[Collected data entries]
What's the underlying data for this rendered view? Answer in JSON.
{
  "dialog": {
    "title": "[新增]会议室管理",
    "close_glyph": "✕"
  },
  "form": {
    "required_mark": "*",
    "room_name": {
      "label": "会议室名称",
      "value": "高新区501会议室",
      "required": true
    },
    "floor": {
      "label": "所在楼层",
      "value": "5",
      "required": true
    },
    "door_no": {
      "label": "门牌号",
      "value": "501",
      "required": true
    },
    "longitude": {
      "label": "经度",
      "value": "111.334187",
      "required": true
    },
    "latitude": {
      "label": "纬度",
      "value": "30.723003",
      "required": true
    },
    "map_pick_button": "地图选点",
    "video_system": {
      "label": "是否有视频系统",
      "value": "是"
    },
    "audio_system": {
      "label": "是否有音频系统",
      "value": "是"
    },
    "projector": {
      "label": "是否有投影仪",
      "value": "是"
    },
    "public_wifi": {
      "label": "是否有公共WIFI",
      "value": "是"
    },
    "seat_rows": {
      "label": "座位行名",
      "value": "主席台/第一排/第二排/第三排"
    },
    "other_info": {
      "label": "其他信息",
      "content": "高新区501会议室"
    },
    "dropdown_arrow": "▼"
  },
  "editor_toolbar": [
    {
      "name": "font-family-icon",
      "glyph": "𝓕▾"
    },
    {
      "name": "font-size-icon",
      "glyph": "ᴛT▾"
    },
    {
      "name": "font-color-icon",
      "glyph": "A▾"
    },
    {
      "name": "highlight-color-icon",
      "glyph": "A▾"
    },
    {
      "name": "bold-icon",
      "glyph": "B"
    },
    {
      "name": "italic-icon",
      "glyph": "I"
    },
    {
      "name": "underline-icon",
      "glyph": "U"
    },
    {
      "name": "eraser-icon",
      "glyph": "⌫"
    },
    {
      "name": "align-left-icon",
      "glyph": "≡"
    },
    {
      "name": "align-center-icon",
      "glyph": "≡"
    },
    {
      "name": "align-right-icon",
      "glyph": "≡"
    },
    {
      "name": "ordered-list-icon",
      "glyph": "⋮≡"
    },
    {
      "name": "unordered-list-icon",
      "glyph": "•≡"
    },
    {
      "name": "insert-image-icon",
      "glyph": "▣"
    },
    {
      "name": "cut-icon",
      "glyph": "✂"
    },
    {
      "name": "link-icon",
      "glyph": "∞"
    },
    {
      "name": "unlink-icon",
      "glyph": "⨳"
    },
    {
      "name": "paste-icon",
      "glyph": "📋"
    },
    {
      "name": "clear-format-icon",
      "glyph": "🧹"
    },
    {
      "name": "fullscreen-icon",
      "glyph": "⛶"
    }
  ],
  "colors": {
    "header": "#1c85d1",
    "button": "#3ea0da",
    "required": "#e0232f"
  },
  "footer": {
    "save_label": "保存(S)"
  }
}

**Exercise task**
Identify the lines in the entries that hold "font" and return each one.

**Result below**
      "name": "font-family-icon",
      "name": "font-size-icon",
      "name": "font-color-icon",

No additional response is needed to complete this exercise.